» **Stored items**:
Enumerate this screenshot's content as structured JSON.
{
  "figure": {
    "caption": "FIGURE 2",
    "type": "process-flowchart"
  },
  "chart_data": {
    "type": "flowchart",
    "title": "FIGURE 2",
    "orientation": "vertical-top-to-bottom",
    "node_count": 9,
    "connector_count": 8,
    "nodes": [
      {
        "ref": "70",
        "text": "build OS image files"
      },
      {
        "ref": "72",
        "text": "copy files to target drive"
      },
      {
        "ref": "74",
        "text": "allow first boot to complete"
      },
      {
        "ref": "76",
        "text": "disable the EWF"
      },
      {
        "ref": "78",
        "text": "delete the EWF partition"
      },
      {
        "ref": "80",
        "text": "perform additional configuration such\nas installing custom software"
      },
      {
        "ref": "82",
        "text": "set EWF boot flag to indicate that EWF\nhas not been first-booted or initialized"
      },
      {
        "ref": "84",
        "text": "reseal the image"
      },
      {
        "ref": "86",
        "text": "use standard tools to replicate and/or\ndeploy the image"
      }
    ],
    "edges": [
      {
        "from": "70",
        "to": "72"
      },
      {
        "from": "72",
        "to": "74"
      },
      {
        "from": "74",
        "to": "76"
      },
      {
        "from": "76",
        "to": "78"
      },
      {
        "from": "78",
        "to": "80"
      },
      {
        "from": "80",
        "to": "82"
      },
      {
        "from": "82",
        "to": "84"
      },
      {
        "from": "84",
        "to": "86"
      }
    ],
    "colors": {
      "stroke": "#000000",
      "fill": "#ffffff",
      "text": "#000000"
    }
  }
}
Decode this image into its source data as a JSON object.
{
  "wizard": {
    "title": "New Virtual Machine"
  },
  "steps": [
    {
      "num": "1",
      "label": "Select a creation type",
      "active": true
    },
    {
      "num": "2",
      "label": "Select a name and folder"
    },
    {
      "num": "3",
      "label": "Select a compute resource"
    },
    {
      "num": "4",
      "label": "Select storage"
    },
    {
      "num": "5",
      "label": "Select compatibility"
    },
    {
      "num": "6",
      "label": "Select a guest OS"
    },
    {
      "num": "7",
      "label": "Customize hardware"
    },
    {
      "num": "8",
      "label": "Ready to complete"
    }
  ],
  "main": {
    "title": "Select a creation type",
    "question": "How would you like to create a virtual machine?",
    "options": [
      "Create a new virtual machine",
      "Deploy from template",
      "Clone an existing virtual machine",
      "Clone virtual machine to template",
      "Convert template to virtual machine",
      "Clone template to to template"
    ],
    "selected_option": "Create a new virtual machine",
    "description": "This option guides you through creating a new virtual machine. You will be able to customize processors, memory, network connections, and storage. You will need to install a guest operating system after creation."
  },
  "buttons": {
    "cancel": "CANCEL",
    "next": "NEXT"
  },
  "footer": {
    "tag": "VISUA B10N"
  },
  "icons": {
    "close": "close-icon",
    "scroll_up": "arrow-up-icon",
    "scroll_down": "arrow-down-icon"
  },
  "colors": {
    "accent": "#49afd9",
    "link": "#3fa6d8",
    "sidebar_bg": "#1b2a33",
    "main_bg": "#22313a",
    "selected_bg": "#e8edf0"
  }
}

» **What the task asks**: All of the data shown above must be copied exactly.

» **Result of this exercise**:
Enumerate this screenshot's content as structured JSON.
{
  "figure": {
    "caption": "FIGURE 2",
    "type": "process-flowchart"
  },
  "chart_data": {
    "type": "flowchart",
    "title": "FIGURE 2",
    "orientation": "vertical-top-to-bottom",
    "node_count": 9,
    "connector_count": 8,
    "nodes": [
      {
        "ref": "70",
        "text": "build OS image files"
      },
      {
        "ref": "72",
        "text": "copy files to target drive"
      },
      {
        "ref": "74",
        "text": "allow first boot to complete"
      },
      {
        "ref": "76",
        "text": "disable the EWF"
      },
      {
        "ref": "78",
        "text": "delete the EWF partition"
      },
      {
        "ref": "80",
        "text": "perform additional configuration such\nas installing custom software"
      },
      {
        "ref": "82",
        "text": "set EWF boot flag to indicate that EWF\nhas not been first-booted or initialized"
      },
      {
        "ref": "84",
        "text": "reseal the image"
      },
      {
        "ref": "86",
        "text": "use standard tools to replicate and/or\ndeploy the image"
      }
    ],
    "edges": [
      {
        "from": "70",
        "to": "72"
      },
      {
        "from": "72",
        "to": "74"
      },
      {
        "from": "74",
        "to": "76"
      },
      {
        "from": "76",
        "to": "78"
      },
      {
        "from": "78",
        "to": "80"
      },
      {
        "from": "80",
        "to": "82"
      },
      {
        "from": "82",
        "to": "84"
      },
      {
        "from": "84",
        "to": "86"
      }
    ],
    "colors": {
      "stroke": "#000000",
      "fill": "#ffffff",
      "text": "#000000"
    }
  }
}
Decode this image into its source data as a JSON object.
{
  "wizard": {
    "title": "New Virtual Machine"
  },
  "steps": [
    {
      "num": "1",
      "label": "Select a creation type",
      "active": true
    },
    {
      "num": "2",
      "label": "Select a name and folder"
    },
    {
      "num": "3",
      "label": "Select a compute resource"
    },
    {
      "num": "4",
      "label": "Select storage"
    },
    {
      "num": "5",
      "label": "Select compatibility"
    },
    {
      "num": "6",
      "label": "Select a guest OS"
    },
    {
      "num": "7",
      "label": "Customize hardware"
    },
    {
      "num": "8",
      "label": "Ready to complete"
    }
  ],
  "main": {
    "title": "Select a creation type",
    "question": "How would you like to create a virtual machine?",
    "options": [
      "Create a new virtual machine",
      "Deploy from template",
      "Clone an existing virtual machine",
      "Clone virtual machine to template",
      "Convert template to virtual machine",
      "Clone template to to template"
    ],
    "selected_option": "Create a new virtual machine",
    "description": "This option guides you through creating a new virtual machine. You will be able to customize processors, memory, network connections, and storage. You will need to install a guest operating system after creation."
  },
  "buttons": {
    "cancel": "CANCEL",
    "next": "NEXT"
  },
  "footer": {
    "tag": "VISUA B10N"
  },
  "icons": {
    "close": "close-icon",
    "scroll_up": "arrow-up-icon",
    "scroll_down": "arrow-down-icon"
  },
  "colors": {
    "accent": "#49afd9",
    "link": "#3fa6d8",
    "sidebar_bg": "#1b2a33",
    "main_bg": "#22313a",
    "selected_bg": "#e8edf0"
  }
}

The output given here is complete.